> _SET PROBLEM_
Filter the records below and copy every line containing the word "nSECTION".
-- start --
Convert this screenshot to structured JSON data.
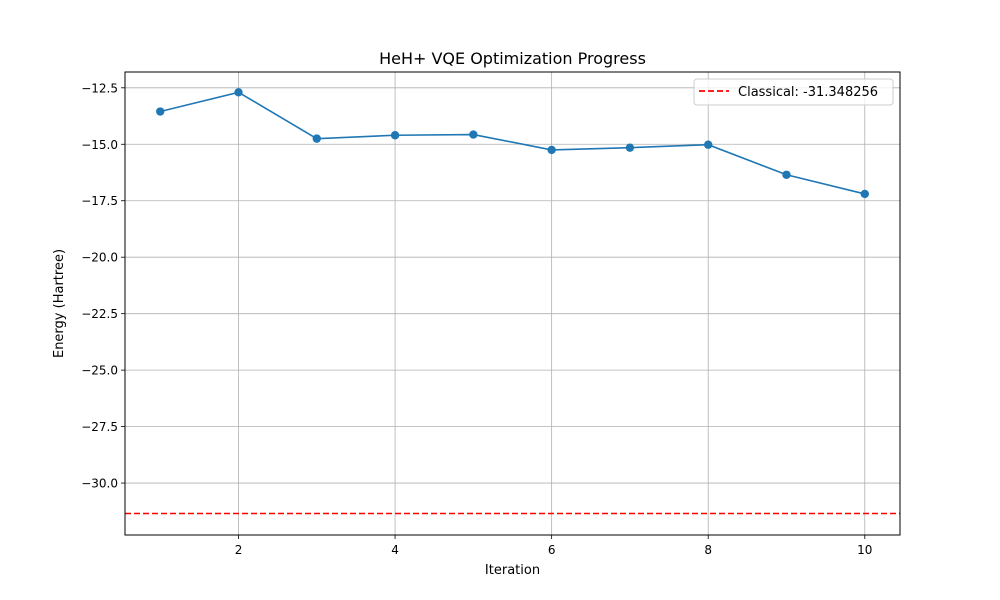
{
  "chart_data": {
    "type": "line",
    "title": "HeH+ VQE Optimization Progress",
    "xlabel": "Iteration",
    "ylabel": "Energy (Hartree)",
    "xlim": [
      0.55,
      10.45
    ],
    "ylim": [
      -32.3,
      -11.8
    ],
    "xticks": [
      2,
      4,
      6,
      8,
      10
    ],
    "yticks": [
      -30.0,
      -27.5,
      -25.0,
      -22.5,
      -20.0,
      -17.5,
      -15.0,
      -12.5
    ],
    "xtick_labels": [
      "2",
      "4",
      "6",
      "8",
      "10"
    ],
    "ytick_labels": [
      "−30.0",
      "−27.5",
      "−25.0",
      "−22.5",
      "−20.0",
      "−17.5",
      "−15.0",
      "−12.5"
    ],
    "grid": true,
    "legend_position": "top-right",
    "series": [
      {
        "x": [
          1,
          2,
          3,
          4,
          5,
          6,
          7,
          8,
          9,
          10
        ],
        "y": [
          -13.55,
          -12.7,
          -14.75,
          -14.6,
          -14.57,
          -15.25,
          -15.15,
          -15.02,
          -16.35,
          -17.2
        ],
        "color": "#1f77b4",
        "marker": "circle",
        "style": "solid"
      }
    ],
    "reference_lines": [
      {
        "name": "Classical: -31.348256",
        "y": -31.348256,
        "color": "#ff0000",
        "style": "dashed"
      }
    ]
  }
}
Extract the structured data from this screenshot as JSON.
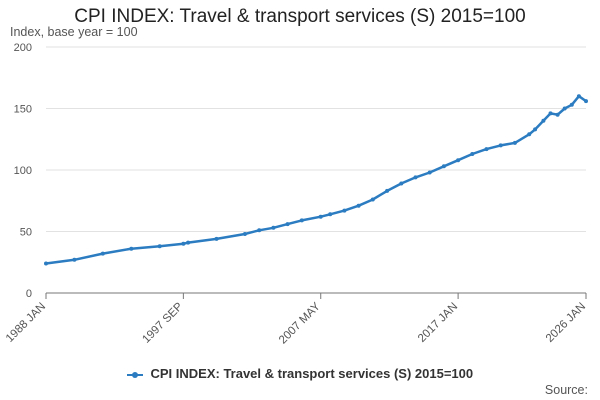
{
  "chart_data": {
    "type": "line",
    "title": "CPI INDEX: Travel & transport services (S) 2015=100",
    "ylabel": "Index, base year = 100",
    "xlabel": "",
    "ylim": [
      0,
      200
    ],
    "y_ticks": [
      0,
      50,
      100,
      150,
      200
    ],
    "x_tick_labels": [
      "1988 JAN",
      "1997 SEP",
      "2007 MAY",
      "2017 JAN",
      "2026 JAN"
    ],
    "legend": "bottom-center",
    "grid": true,
    "series": [
      {
        "name": "CPI INDEX: Travel & transport services (S) 2015=100",
        "color": "#2b7cc1",
        "x": [
          "1988 JAN",
          "1990 JAN",
          "1992 JAN",
          "1994 JAN",
          "1996 JAN",
          "1997 SEP",
          "1998 JAN",
          "2000 JAN",
          "2002 JAN",
          "2003 JAN",
          "2004 JAN",
          "2005 JAN",
          "2006 JAN",
          "2007 MAY",
          "2008 JAN",
          "2009 JAN",
          "2010 JAN",
          "2011 JAN",
          "2012 JAN",
          "2013 JAN",
          "2014 JAN",
          "2015 JAN",
          "2016 JAN",
          "2017 JAN",
          "2018 JAN",
          "2019 JAN",
          "2020 JAN",
          "2021 JAN",
          "2022 JAN",
          "2022 JUN",
          "2023 JAN",
          "2023 JUL",
          "2024 JAN",
          "2024 JUL",
          "2025 JAN",
          "2025 JUL",
          "2026 JAN"
        ],
        "values": [
          24,
          27,
          32,
          36,
          38,
          40,
          41,
          44,
          48,
          51,
          53,
          56,
          59,
          62,
          64,
          67,
          71,
          76,
          83,
          89,
          94,
          98,
          103,
          108,
          113,
          117,
          120,
          122,
          129,
          133,
          140,
          146,
          145,
          150,
          153,
          160,
          156
        ]
      }
    ]
  },
  "source_label": "Source:"
}
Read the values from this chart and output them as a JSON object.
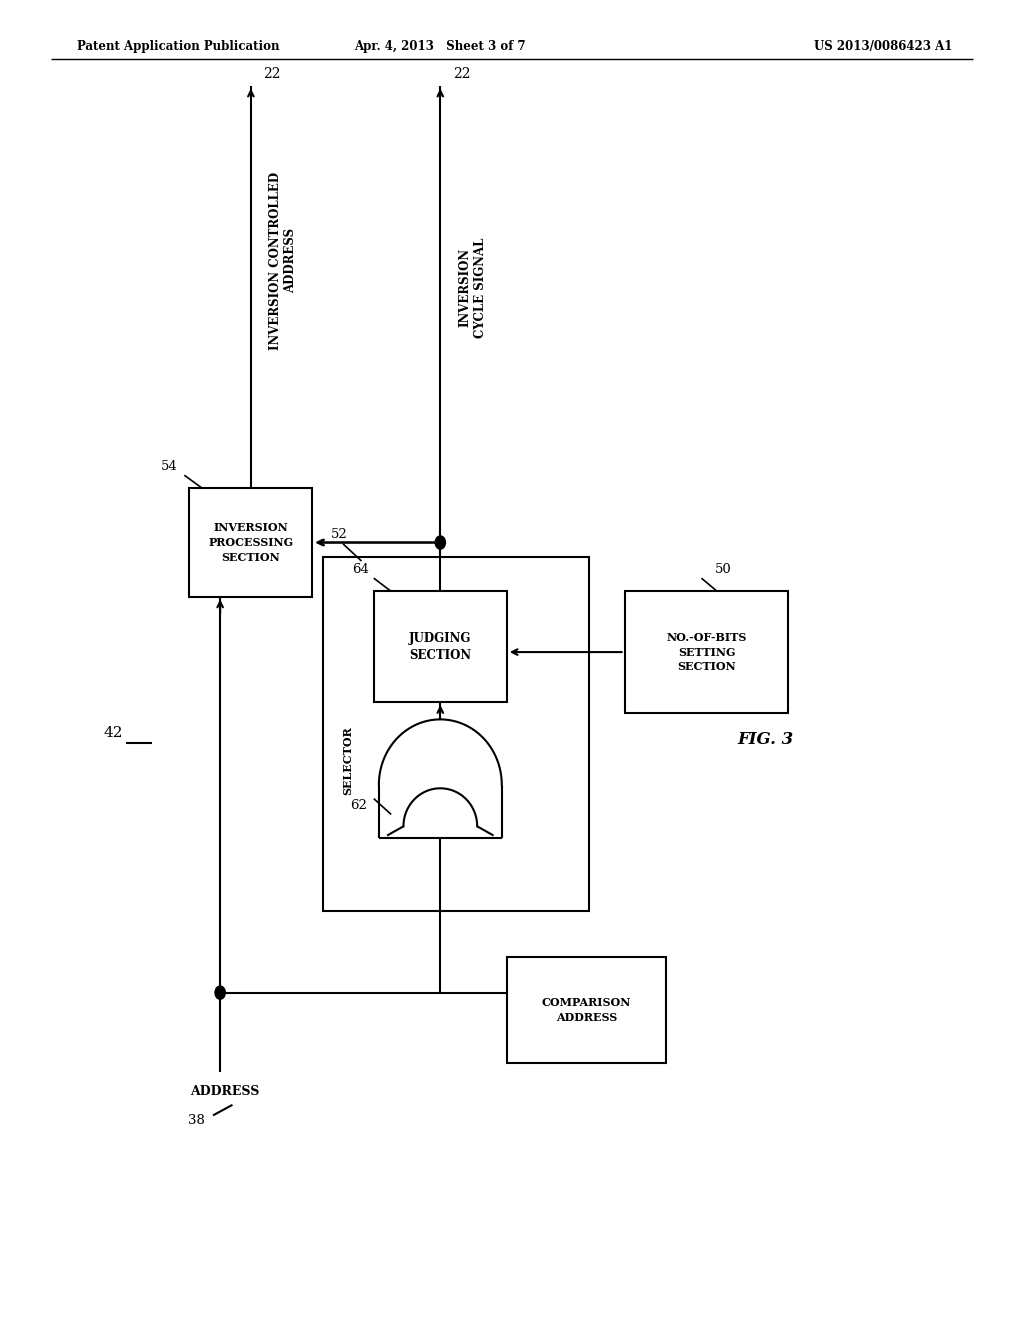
{
  "bg_color": "#ffffff",
  "lc": "#000000",
  "header_left": "Patent Application Publication",
  "header_mid": "Apr. 4, 2013   Sheet 3 of 7",
  "header_right": "US 2013/0086423 A1",
  "label_42": "42",
  "label_38": "38",
  "label_50": "50",
  "label_52": "52",
  "label_54": "54",
  "label_62": "62",
  "label_64": "64",
  "label_22a": "22",
  "label_22b": "22",
  "fig_label": "FIG. 3",
  "text_inv_proc": "INVERSION\nPROCESSING\nSECTION",
  "text_judging": "JUDGING\nSECTION",
  "text_nob": "NO.-OF-BITS\nSETTING\nSECTION",
  "text_selector": "SELECTOR",
  "text_address": "ADDRESS",
  "text_comp_addr": "COMPARISON\nADDRESS",
  "text_inv_ctrl": "INVERSION CONTROLLED\nADDRESS",
  "text_inv_cycle": "INVERSION\nCYCLE SIGNAL"
}
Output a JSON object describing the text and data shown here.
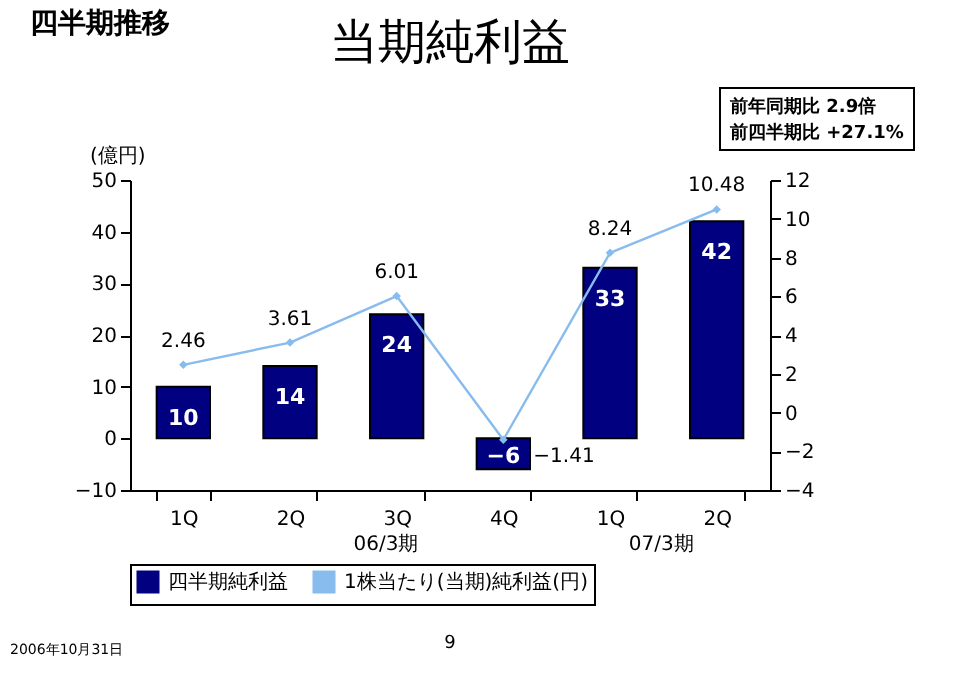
{
  "chart_data": {
    "type": "bar",
    "title": "当期純利益",
    "subtitle": "四半期推移",
    "ylabel": "(億円)",
    "categories": [
      "1Q",
      "2Q",
      "3Q",
      "4Q",
      "1Q",
      "2Q"
    ],
    "series": [
      {
        "name": "四半期純利益",
        "color": "#000080",
        "values": [
          10,
          14,
          24,
          -6,
          33,
          42
        ]
      },
      {
        "name": "1株当たり(当期)純利益(円)",
        "type": "line",
        "axis": "y2",
        "color": "#88bbee",
        "marker": "diamond",
        "values": [
          2.46,
          3.61,
          6.01,
          -1.41,
          8.24,
          10.48
        ]
      }
    ],
    "ylim": [
      -10,
      50
    ],
    "yticks": [
      -10,
      0,
      10,
      20,
      30,
      40,
      50
    ],
    "y2lim": [
      -4,
      12
    ],
    "y2ticks": [
      -4,
      -2,
      0,
      2,
      4,
      6,
      8,
      10,
      12
    ],
    "data_labels": true,
    "grid": false,
    "legend": "bottom",
    "annotations": [
      "06/3期",
      "07/3期",
      "前年同期比  2.9倍",
      "前四半期比  +27.1%",
      "2006年10月31日",
      "9"
    ]
  }
}
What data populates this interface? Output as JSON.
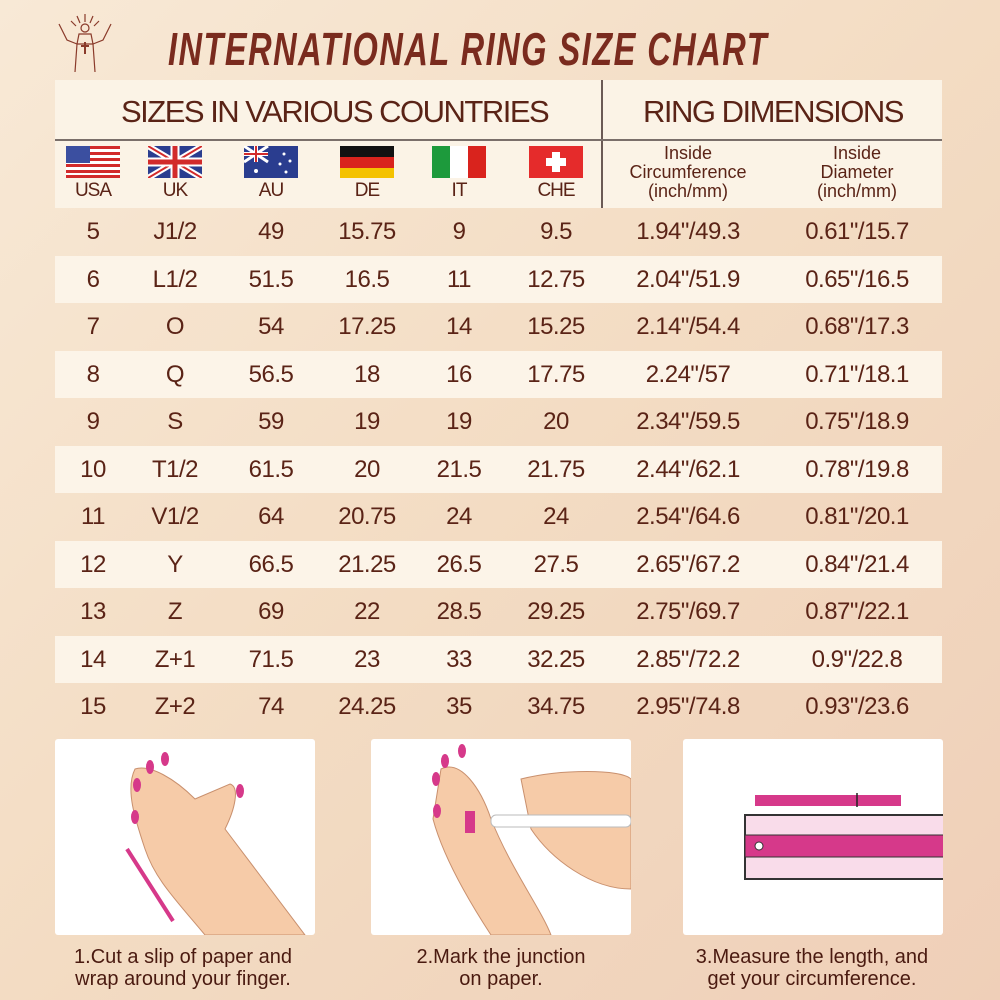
{
  "title": "INTERNATIONAL RING SIZE CHART",
  "logo": {
    "icon": "figure-with-cross-logo"
  },
  "header": {
    "sizes_title": "SIZES IN VARIOUS COUNTRIES",
    "dimensions_title": "RING DIMENSIONS",
    "countries": [
      {
        "code": "USA",
        "flag": "usa-flag"
      },
      {
        "code": "UK",
        "flag": "uk-flag"
      },
      {
        "code": "AU",
        "flag": "au-flag"
      },
      {
        "code": "DE",
        "flag": "de-flag"
      },
      {
        "code": "IT",
        "flag": "it-flag"
      },
      {
        "code": "CHE",
        "flag": "che-flag"
      }
    ],
    "circumference": [
      "Inside",
      "Circumference",
      "(inch/mm)"
    ],
    "diameter": [
      "Inside",
      "Diameter",
      "(inch/mm)"
    ]
  },
  "rows": [
    [
      "5",
      "J1/2",
      "49",
      "15.75",
      "9",
      "9.5",
      "1.94\"/49.3",
      "0.61\"/15.7"
    ],
    [
      "6",
      "L1/2",
      "51.5",
      "16.5",
      "11",
      "12.75",
      "2.04\"/51.9",
      "0.65\"/16.5"
    ],
    [
      "7",
      "O",
      "54",
      "17.25",
      "14",
      "15.25",
      "2.14\"/54.4",
      "0.68\"/17.3"
    ],
    [
      "8",
      "Q",
      "56.5",
      "18",
      "16",
      "17.75",
      "2.24\"/57",
      "0.71\"/18.1"
    ],
    [
      "9",
      "S",
      "59",
      "19",
      "19",
      "20",
      "2.34\"/59.5",
      "0.75\"/18.9"
    ],
    [
      "10",
      "T1/2",
      "61.5",
      "20",
      "21.5",
      "21.75",
      "2.44\"/62.1",
      "0.78\"/19.8"
    ],
    [
      "11",
      "V1/2",
      "64",
      "20.75",
      "24",
      "24",
      "2.54\"/64.6",
      "0.81\"/20.1"
    ],
    [
      "12",
      "Y",
      "66.5",
      "21.25",
      "26.5",
      "27.5",
      "2.65\"/67.2",
      "0.84\"/21.4"
    ],
    [
      "13",
      "Z",
      "69",
      "22",
      "28.5",
      "29.25",
      "2.75\"/69.7",
      "0.87\"/22.1"
    ],
    [
      "14",
      "Z+1",
      "71.5",
      "23",
      "33",
      "32.25",
      "2.85\"/72.2",
      "0.9\"/22.8"
    ],
    [
      "15",
      "Z+2",
      "74",
      "24.25",
      "35",
      "34.75",
      "2.95\"/74.8",
      "0.93\"/23.6"
    ]
  ],
  "steps": [
    {
      "line1": "1.Cut a slip of paper and",
      "line2": "wrap around your finger."
    },
    {
      "line1": "2.Mark the junction",
      "line2": "on paper."
    },
    {
      "line1": "3.Measure the length, and",
      "line2": "get your circumference."
    }
  ],
  "colors": {
    "text": "#5a2316",
    "title": "#7a2b1e",
    "accent_pink": "#d6398a",
    "skin": "#f6cba8"
  }
}
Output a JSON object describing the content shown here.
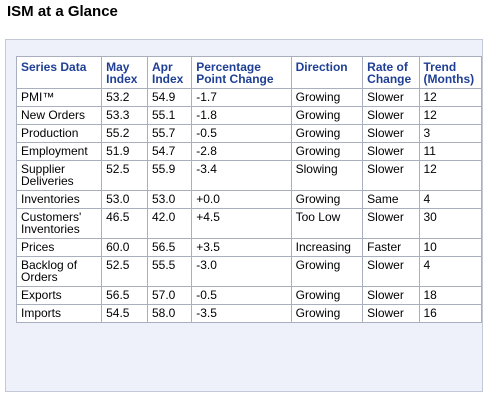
{
  "page": {
    "title": "ISM at a Glance"
  },
  "table": {
    "headers": [
      [
        "Series Data"
      ],
      [
        "May",
        "Index"
      ],
      [
        "Apr",
        "Index"
      ],
      [
        "Percentage",
        "Point Change"
      ],
      [
        "Direction"
      ],
      [
        "Rate of",
        "Change"
      ],
      [
        "Trend",
        "(Months)"
      ]
    ],
    "rows": [
      {
        "series": [
          "PMI™"
        ],
        "may": "53.2",
        "apr": "54.9",
        "change": "-1.7",
        "direction": "Growing",
        "rate": "Slower",
        "trend": "12"
      },
      {
        "series": [
          "New Orders"
        ],
        "may": "53.3",
        "apr": "55.1",
        "change": "-1.8",
        "direction": "Growing",
        "rate": "Slower",
        "trend": "12"
      },
      {
        "series": [
          "Production"
        ],
        "may": "55.2",
        "apr": "55.7",
        "change": "-0.5",
        "direction": "Growing",
        "rate": "Slower",
        "trend": "3"
      },
      {
        "series": [
          "Employment"
        ],
        "may": "51.9",
        "apr": "54.7",
        "change": "-2.8",
        "direction": "Growing",
        "rate": "Slower",
        "trend": "11"
      },
      {
        "series": [
          "Supplier",
          "Deliveries"
        ],
        "may": "52.5",
        "apr": "55.9",
        "change": "-3.4",
        "direction": "Slowing",
        "rate": "Slower",
        "trend": "12"
      },
      {
        "series": [
          "Inventories"
        ],
        "may": "53.0",
        "apr": "53.0",
        "change": "+0.0",
        "direction": "Growing",
        "rate": "Same",
        "trend": "4"
      },
      {
        "series": [
          "Customers'",
          "Inventories"
        ],
        "may": "46.5",
        "apr": "42.0",
        "change": "+4.5",
        "direction": "Too Low",
        "rate": "Slower",
        "trend": "30"
      },
      {
        "series": [
          "Prices"
        ],
        "may": "60.0",
        "apr": "56.5",
        "change": "+3.5",
        "direction": "Increasing",
        "rate": "Faster",
        "trend": "10"
      },
      {
        "series": [
          "Backlog of",
          "Orders"
        ],
        "may": "52.5",
        "apr": "55.5",
        "change": "-3.0",
        "direction": "Growing",
        "rate": "Slower",
        "trend": "4"
      },
      {
        "series": [
          "Exports"
        ],
        "may": "56.5",
        "apr": "57.0",
        "change": "-0.5",
        "direction": "Growing",
        "rate": "Slower",
        "trend": "18"
      },
      {
        "series": [
          "Imports"
        ],
        "may": "54.5",
        "apr": "58.0",
        "change": "-3.5",
        "direction": "Growing",
        "rate": "Slower",
        "trend": "16"
      }
    ]
  }
}
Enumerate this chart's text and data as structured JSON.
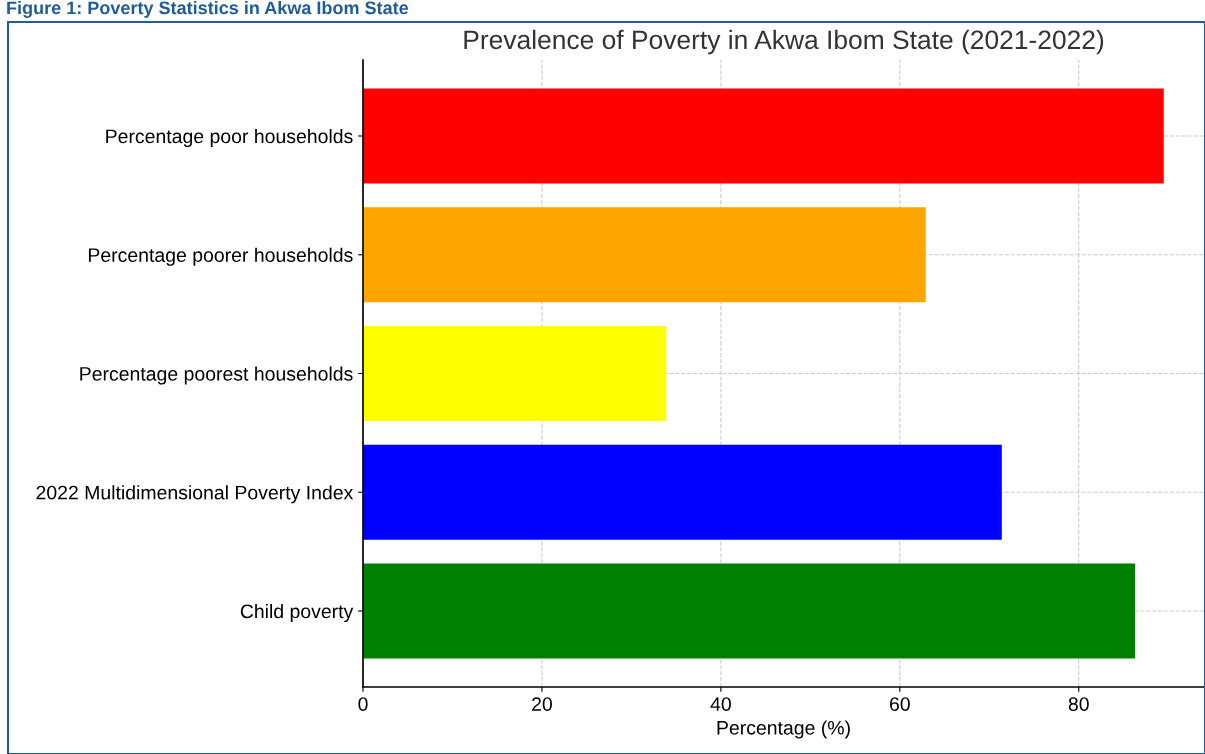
-- end --
> _COMPLETE OUTPUT_
  "text_inv_proc": "INVERSION\nPROCESSING\nSECTION",
  "text_judging": "JUDGING\nSECTION",
  "text_nob": "NO.-OF-BITS\nSETTING\nSECTION",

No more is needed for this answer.